Please output the records below in full, exactly as given, but without the images.

━━━

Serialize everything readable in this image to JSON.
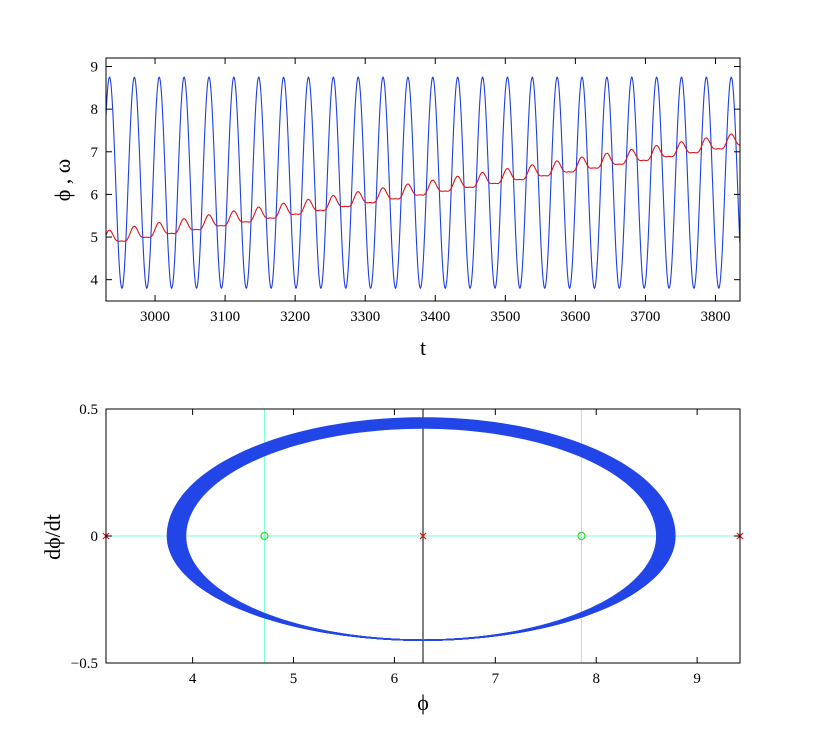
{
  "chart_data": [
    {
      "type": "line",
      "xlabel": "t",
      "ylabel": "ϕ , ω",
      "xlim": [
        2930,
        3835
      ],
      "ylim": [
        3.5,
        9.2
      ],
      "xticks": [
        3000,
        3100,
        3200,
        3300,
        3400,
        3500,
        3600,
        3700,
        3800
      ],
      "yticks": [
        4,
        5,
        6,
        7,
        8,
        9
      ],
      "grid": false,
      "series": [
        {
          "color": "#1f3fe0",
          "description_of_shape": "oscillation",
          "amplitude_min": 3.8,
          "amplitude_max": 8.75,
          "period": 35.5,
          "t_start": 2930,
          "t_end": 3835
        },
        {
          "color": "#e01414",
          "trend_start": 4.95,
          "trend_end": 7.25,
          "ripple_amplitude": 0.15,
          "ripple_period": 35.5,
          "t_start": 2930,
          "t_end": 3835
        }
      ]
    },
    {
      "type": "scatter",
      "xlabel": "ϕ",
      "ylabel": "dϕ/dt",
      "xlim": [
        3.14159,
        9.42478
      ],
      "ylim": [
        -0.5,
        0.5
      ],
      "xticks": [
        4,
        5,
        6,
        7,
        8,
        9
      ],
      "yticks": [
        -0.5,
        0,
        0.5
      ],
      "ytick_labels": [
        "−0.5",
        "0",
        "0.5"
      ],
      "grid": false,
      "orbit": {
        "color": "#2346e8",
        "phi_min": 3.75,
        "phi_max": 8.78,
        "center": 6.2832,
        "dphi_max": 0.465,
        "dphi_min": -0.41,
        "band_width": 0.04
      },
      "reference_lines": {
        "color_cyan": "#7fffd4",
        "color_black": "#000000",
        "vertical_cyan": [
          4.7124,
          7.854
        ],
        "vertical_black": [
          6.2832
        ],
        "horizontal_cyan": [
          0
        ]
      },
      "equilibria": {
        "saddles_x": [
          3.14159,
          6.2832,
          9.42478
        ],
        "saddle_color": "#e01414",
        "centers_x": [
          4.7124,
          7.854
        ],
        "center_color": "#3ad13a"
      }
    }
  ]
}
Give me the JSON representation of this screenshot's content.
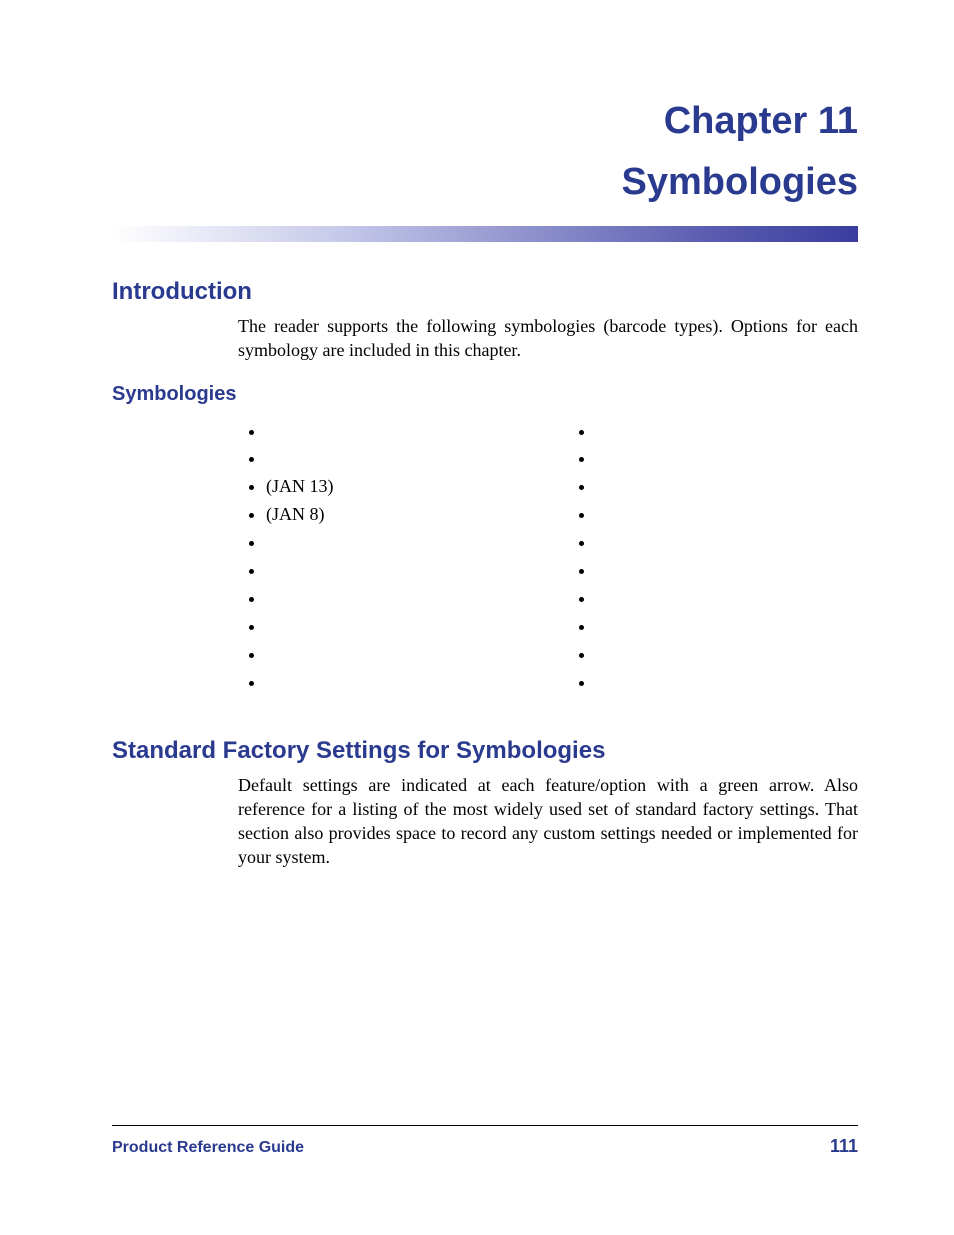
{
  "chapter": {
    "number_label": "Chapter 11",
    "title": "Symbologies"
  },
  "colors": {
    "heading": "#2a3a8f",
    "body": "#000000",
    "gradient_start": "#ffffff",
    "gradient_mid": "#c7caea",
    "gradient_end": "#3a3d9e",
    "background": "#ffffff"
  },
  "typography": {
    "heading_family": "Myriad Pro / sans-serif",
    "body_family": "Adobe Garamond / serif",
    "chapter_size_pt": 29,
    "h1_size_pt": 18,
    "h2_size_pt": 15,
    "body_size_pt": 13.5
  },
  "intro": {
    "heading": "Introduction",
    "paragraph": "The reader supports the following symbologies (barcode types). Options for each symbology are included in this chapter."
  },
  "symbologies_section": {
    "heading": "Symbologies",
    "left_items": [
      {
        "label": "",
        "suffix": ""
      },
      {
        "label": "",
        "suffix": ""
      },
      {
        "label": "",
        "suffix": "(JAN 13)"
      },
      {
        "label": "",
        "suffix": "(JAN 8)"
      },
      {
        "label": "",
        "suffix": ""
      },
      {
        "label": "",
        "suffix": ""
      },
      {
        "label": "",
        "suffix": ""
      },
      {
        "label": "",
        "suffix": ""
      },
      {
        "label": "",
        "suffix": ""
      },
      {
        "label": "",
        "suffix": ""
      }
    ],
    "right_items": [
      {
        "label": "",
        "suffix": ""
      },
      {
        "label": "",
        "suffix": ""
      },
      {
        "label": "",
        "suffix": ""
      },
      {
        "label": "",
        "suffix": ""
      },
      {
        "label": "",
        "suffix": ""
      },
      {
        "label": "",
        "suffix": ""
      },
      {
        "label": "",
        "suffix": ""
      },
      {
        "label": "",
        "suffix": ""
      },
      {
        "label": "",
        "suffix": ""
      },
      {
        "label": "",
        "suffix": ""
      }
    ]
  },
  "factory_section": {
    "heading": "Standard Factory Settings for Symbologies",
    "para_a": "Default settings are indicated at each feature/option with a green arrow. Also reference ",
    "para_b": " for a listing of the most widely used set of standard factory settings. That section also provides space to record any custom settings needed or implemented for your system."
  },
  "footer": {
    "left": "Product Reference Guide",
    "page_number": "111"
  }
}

━━━

» **Result of this task**:
Serialize everything readable in this image to JSON.
{
  "chart_data": [
    {
      "type": "line",
      "xlabel": "t",
      "ylabel": "ϕ , ω",
      "xlim": [
        2930,
        3835
      ],
      "ylim": [
        3.5,
        9.2
      ],
      "xticks": [
        3000,
        3100,
        3200,
        3300,
        3400,
        3500,
        3600,
        3700,
        3800
      ],
      "yticks": [
        4,
        5,
        6,
        7,
        8,
        9
      ],
      "grid": false,
      "series": [
        {
          "color": "#1f3fe0",
          "description_of_shape": "oscillation",
          "amplitude_min": 3.8,
          "amplitude_max": 8.75,
          "period": 35.5,
          "t_start": 2930,
          "t_end": 3835
        },
        {
          "color": "#e01414",
          "trend_start": 4.95,
          "trend_end": 7.25,
          "ripple_amplitude": 0.15,
          "ripple_period": 35.5,
          "t_start": 2930,
          "t_end": 3835
        }
      ]
    },
    {
      "type": "scatter",
      "xlabel": "ϕ",
      "ylabel": "dϕ/dt",
      "xlim": [
        3.14159,
        9.42478
      ],
      "ylim": [
        -0.5,
        0.5
      ],
      "xticks": [
        4,
        5,
        6,
        7,
        8,
        9
      ],
      "yticks": [
        -0.5,
        0,
        0.5
      ],
      "ytick_labels": [
        "−0.5",
        "0",
        "0.5"
      ],
      "grid": false,
      "orbit": {
        "color": "#2346e8",
        "phi_min": 3.75,
        "phi_max": 8.78,
        "center": 6.2832,
        "dphi_max": 0.465,
        "dphi_min": -0.41,
        "band_width": 0.04
      },
      "reference_lines": {
        "color_cyan": "#7fffd4",
        "color_black": "#000000",
        "vertical_cyan": [
          4.7124,
          7.854
        ],
        "vertical_black": [
          6.2832
        ],
        "horizontal_cyan": [
          0
        ]
      },
      "equilibria": {
        "saddles_x": [
          3.14159,
          6.2832,
          9.42478
        ],
        "saddle_color": "#e01414",
        "centers_x": [
          4.7124,
          7.854
        ],
        "center_color": "#3ad13a"
      }
    }
  ]
}
Give me the JSON representation of this screenshot's content.
{
  "chapter": {
    "number_label": "Chapter 11",
    "title": "Symbologies"
  },
  "colors": {
    "heading": "#2a3a8f",
    "body": "#000000",
    "gradient_start": "#ffffff",
    "gradient_mid": "#c7caea",
    "gradient_end": "#3a3d9e",
    "background": "#ffffff"
  },
  "typography": {
    "heading_family": "Myriad Pro / sans-serif",
    "body_family": "Adobe Garamond / serif",
    "chapter_size_pt": 29,
    "h1_size_pt": 18,
    "h2_size_pt": 15,
    "body_size_pt": 13.5
  },
  "intro": {
    "heading": "Introduction",
    "paragraph": "The reader supports the following symbologies (barcode types). Options for each symbology are included in this chapter."
  },
  "symbologies_section": {
    "heading": "Symbologies",
    "left_items": [
      {
        "label": "",
        "suffix": ""
      },
      {
        "label": "",
        "suffix": ""
      },
      {
        "label": "",
        "suffix": "(JAN 13)"
      },
      {
        "label": "",
        "suffix": "(JAN 8)"
      },
      {
        "label": "",
        "suffix": ""
      },
      {
        "label": "",
        "suffix": ""
      },
      {
        "label": "",
        "suffix": ""
      },
      {
        "label": "",
        "suffix": ""
      },
      {
        "label": "",
        "suffix": ""
      },
      {
        "label": "",
        "suffix": ""
      }
    ],
    "right_items": [
      {
        "label": "",
        "suffix": ""
      },
      {
        "label": "",
        "suffix": ""
      },
      {
        "label": "",
        "suffix": ""
      },
      {
        "label": "",
        "suffix": ""
      },
      {
        "label": "",
        "suffix": ""
      },
      {
        "label": "",
        "suffix": ""
      },
      {
        "label": "",
        "suffix": ""
      },
      {
        "label": "",
        "suffix": ""
      },
      {
        "label": "",
        "suffix": ""
      },
      {
        "label": "",
        "suffix": ""
      }
    ]
  },
  "factory_section": {
    "heading": "Standard Factory Settings for Symbologies",
    "para_a": "Default settings are indicated at each feature/option with a green arrow. Also reference ",
    "para_b": " for a listing of the most widely used set of standard factory settings. That section also provides space to record any custom settings needed or implemented for your system."
  },
  "footer": {
    "left": "Product Reference Guide",
    "page_number": "111"
  }
}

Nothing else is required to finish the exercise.